_Exercise material_.
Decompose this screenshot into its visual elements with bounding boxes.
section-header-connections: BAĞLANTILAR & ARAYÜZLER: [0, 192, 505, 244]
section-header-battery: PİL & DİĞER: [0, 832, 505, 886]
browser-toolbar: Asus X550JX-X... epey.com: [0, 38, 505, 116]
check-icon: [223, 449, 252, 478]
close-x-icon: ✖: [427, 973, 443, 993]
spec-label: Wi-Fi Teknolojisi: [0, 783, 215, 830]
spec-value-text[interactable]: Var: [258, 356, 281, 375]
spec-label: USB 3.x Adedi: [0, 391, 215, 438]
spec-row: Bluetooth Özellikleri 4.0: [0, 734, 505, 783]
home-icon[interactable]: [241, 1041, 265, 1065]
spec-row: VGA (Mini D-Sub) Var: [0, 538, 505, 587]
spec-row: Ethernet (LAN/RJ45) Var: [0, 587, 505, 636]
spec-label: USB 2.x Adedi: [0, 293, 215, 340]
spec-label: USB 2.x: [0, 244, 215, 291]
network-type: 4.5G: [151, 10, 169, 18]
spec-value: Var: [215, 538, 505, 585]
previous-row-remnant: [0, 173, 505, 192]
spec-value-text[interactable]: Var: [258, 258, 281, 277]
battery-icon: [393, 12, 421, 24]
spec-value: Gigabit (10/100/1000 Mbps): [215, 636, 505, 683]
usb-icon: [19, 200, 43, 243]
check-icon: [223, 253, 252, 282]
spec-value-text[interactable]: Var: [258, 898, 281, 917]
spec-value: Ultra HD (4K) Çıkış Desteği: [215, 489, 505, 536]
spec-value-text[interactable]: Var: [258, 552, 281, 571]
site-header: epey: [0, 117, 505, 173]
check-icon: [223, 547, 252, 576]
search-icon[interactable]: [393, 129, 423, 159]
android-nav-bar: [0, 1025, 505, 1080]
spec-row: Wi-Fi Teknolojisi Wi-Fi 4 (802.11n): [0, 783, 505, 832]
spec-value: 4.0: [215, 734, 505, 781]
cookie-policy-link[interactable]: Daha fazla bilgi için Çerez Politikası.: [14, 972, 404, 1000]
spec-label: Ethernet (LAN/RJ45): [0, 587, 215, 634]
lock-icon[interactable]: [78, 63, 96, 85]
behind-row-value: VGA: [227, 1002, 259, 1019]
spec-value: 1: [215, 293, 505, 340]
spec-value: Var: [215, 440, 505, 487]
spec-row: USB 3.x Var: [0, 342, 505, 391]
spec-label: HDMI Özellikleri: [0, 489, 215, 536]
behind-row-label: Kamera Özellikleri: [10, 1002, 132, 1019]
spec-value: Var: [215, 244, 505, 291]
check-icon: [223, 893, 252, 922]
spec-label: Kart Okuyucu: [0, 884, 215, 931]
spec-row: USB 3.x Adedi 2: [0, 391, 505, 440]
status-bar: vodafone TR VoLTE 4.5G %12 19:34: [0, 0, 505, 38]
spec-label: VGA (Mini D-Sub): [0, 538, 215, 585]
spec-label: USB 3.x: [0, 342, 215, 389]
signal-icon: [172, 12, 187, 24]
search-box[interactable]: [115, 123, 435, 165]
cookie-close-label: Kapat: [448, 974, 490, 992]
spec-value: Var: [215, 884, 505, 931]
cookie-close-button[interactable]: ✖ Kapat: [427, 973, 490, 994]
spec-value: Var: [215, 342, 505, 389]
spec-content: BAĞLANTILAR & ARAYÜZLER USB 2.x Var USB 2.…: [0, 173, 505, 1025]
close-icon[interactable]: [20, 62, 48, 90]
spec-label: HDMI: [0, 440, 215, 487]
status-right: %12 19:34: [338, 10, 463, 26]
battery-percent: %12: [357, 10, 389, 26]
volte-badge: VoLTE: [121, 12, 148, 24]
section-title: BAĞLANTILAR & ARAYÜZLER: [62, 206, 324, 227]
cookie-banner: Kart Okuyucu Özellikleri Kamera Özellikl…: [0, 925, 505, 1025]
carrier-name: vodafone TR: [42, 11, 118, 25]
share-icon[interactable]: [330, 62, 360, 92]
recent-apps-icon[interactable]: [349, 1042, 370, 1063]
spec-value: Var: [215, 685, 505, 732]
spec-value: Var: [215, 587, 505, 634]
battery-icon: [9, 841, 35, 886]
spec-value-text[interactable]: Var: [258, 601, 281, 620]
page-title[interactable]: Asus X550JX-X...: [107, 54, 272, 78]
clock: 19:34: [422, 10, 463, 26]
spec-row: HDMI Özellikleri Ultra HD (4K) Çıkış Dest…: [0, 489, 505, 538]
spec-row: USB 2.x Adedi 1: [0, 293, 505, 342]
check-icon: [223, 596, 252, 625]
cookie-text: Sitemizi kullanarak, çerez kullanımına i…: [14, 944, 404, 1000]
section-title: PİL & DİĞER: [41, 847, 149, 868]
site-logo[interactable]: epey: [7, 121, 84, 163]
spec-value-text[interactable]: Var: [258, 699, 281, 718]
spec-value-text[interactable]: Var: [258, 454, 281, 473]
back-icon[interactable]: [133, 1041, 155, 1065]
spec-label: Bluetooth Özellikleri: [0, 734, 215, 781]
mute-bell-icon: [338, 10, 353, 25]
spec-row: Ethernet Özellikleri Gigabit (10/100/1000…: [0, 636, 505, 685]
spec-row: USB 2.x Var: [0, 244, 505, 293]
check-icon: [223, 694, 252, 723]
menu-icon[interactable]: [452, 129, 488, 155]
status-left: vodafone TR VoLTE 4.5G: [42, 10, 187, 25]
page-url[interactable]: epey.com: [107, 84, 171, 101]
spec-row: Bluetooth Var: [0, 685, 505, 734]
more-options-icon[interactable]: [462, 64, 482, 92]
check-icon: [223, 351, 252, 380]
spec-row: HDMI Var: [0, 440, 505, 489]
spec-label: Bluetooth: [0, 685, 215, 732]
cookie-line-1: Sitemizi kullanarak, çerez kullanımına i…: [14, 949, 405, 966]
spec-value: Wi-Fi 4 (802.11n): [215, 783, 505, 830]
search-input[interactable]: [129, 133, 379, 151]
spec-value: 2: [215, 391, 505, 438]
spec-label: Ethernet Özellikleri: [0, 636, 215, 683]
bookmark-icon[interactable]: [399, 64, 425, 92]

_To do_. Format every line of the items above as a JSON list of strings, one string per line, leaving out blank lines.

_Exercise answer_.
[
  "Decompose this screenshot into its visual elements with bounding boxes.",
  "section-header-connections: BAĞLANTILAR & ARAYÜZLER: [0, 192, 505, 244]",
  "section-header-battery: PİL & DİĞER: [0, 832, 505, 886]",
  "browser-toolbar: Asus X550JX-X... epey.com: [0, 38, 505, 116]",
  "check-icon: [223, 449, 252, 478]",
  "close-x-icon: ✖: [427, 973, 443, 993]",
  "spec-label: Wi-Fi Teknolojisi: [0, 783, 215, 830]",
  "spec-value-text[interactable]: Var: [258, 356, 281, 375]",
  "spec-label: USB 3.x Adedi: [0, 391, 215, 438]",
  "spec-row: Bluetooth Özellikleri 4.0: [0, 734, 505, 783]",
  "home-icon[interactable]: [241, 1041, 265, 1065]",
  "spec-row: VGA (Mini D-Sub) Var: [0, 538, 505, 587]",
  "spec-row: Ethernet (LAN/RJ45) Var: [0, 587, 505, 636]",
  "spec-label: USB 2.x Adedi: [0, 293, 215, 340]",
  "spec-label: USB 2.x: [0, 244, 215, 291]",
  "network-type: 4.5G: [151, 10, 169, 18]",
  "spec-value: Var: [215, 538, 505, 585]",
  "previous-row-remnant: [0, 173, 505, 192]",
  "spec-value-text[interactable]: Var: [258, 258, 281, 277]",
  "battery-icon: [393, 12, 421, 24]",
  "spec-value: Gigabit (10/100/1000 Mbps): [215, 636, 505, 683]",
  "usb-icon: [19, 200, 43, 243]",
  "check-icon: [223, 253, 252, 282]",
  "spec-value-text[interactable]: Var: [258, 898, 281, 917]",
  "spec-value: Ultra HD (4K) Çıkış Desteği: [215, 489, 505, 536]",
  "spec-value-text[interactable]: Var: [258, 552, 281, 571]",
  "site-header: epey: [0, 117, 505, 173]",
  "check-icon: [223, 547, 252, 576]",
  "search-icon[interactable]: [393, 129, 423, 159]",
  "android-nav-bar: [0, 1025, 505, 1080]",
  "spec-row: Wi-Fi Teknolojisi Wi-Fi 4 (802.11n): [0, 783, 505, 832]",
  "spec-value: 4.0: [215, 734, 505, 781]",
  "cookie-policy-link[interactable]: Daha fazla bilgi için Çerez Politikası.: [14, 972, 404, 1000]",
  "spec-label: Ethernet (LAN/RJ45): [0, 587, 215, 634]",
  "lock-icon[interactable]: [78, 63, 96, 85]",
  "behind-row-value: VGA: [227, 1002, 259, 1019]",
  "spec-value: 1: [215, 293, 505, 340]",
  "spec-value: Var: [215, 440, 505, 487]",
  "spec-row: USB 3.x Var: [0, 342, 505, 391]",
  "spec-label: HDMI Özellikleri: [0, 489, 215, 536]",
  "behind-row-label: Kamera Özellikleri: [10, 1002, 132, 1019]",
  "spec-value: Var: [215, 244, 505, 291]",
  "check-icon: [223, 893, 252, 922]",
  "spec-label: Kart Okuyucu: [0, 884, 215, 931]",
  "spec-row: USB 3.x Adedi 2: [0, 391, 505, 440]",
  "status-bar: vodafone TR VoLTE 4.5G %12 19:34: [0, 0, 505, 38]",
  "spec-label: VGA (Mini D-Sub): [0, 538, 215, 585]",
  "spec-label: USB 3.x: [0, 342, 215, 389]",
  "signal-icon: [172, 12, 187, 24]",
  "search-box[interactable]: [115, 123, 435, 165]",
  "cookie-close-label: Kapat: [448, 974, 490, 992]",
  "spec-value: Var: [215, 884, 505, 931]",
  "cookie-close-button[interactable]: ✖ Kapat: [427, 973, 490, 994]",
  "spec-value: Var: [215, 342, 505, 389]",
  "spec-content: BAĞLANTILAR & ARAYÜZLER USB 2.x Var USB 2.…: [0, 173, 505, 1025]",
  "close-icon[interactable]: [20, 62, 48, 90]",
  "spec-label: HDMI: [0, 440, 215, 487]",
  "status-right: %12 19:34: [338, 10, 463, 26]",
  "battery-percent: %12: [357, 10, 389, 26]",
  "volte-badge: VoLTE: [121, 12, 148, 24]",
  "section-title: BAĞLANTILAR & ARAYÜZLER: [62, 206, 324, 227]",
  "cookie-banner: Kart Okuyucu Özellikleri Kamera Özellikl…: [0, 925, 505, 1025]",
  "carrier-name: vodafone TR: [42, 11, 118, 25]",
  "share-icon[interactable]: [330, 62, 360, 92]",
  "recent-apps-icon[interactable]: [349, 1042, 370, 1063]",
  "spec-value: Var: [215, 685, 505, 732]",
  "spec-value: Var: [215, 587, 505, 634]",
  "battery-icon: [9, 841, 35, 886]",
  "spec-value-text[interactable]: Var: [258, 601, 281, 620]",
  "page-title[interactable]: Asus X550JX-X...: [107, 54, 272, 78]",
  "clock: 19:34: [422, 10, 463, 26]",
  "spec-row: HDMI Özellikleri Ultra HD (4K) Çıkış Dest…: [0, 489, 505, 538]",
  "spec-row: USB 2.x Adedi 1: [0, 293, 505, 342]",
  "check-icon: [223, 596, 252, 625]",
  "cookie-text: Sitemizi kullanarak, çerez kullanımına i…: [14, 944, 404, 1000]",
  "section-title: PİL & DİĞER: [41, 847, 149, 868]",
  "site-logo[interactable]: epey: [7, 121, 84, 163]",
  "spec-value-text[interactable]: Var: [258, 699, 281, 718]",
  "spec-value-text[interactable]: Var: [258, 454, 281, 473]",
  "back-icon[interactable]: [133, 1041, 155, 1065]",
  "spec-label: Bluetooth Özellikleri: [0, 734, 215, 781]",
  "mute-bell-icon: [338, 10, 353, 25]",
  "spec-row: Ethernet Özellikleri Gigabit (10/100/1000…: [0, 636, 505, 685]",
  "spec-row: USB 2.x Var: [0, 244, 505, 293]",
  "check-icon: [223, 694, 252, 723]",
  "menu-icon[interactable]: [452, 129, 488, 155]",
  "status-left: vodafone TR VoLTE 4.5G: [42, 10, 187, 25]",
  "page-url[interactable]: epey.com: [107, 84, 171, 101]",
  "spec-row: Bluetooth Var: [0, 685, 505, 734]",
  "more-options-icon[interactable]: [462, 64, 482, 92]",
  "check-icon: [223, 351, 252, 380]",
  "spec-row: HDMI Var: [0, 440, 505, 489]",
  "spec-label: Bluetooth: [0, 685, 215, 732]",
  "cookie-line-1: Sitemizi kullanarak, çerez kullanımına i…: [14, 949, 405, 966]",
  "spec-value: Wi-Fi 4 (802.11n): [215, 783, 505, 830]",
  "search-input[interactable]: [129, 133, 379, 151]",
  "spec-value: 2: [215, 391, 505, 438]",
  "spec-label: Ethernet Özellikleri: [0, 636, 215, 683]",
  "bookmark-icon[interactable]: [399, 64, 425, 92]"
]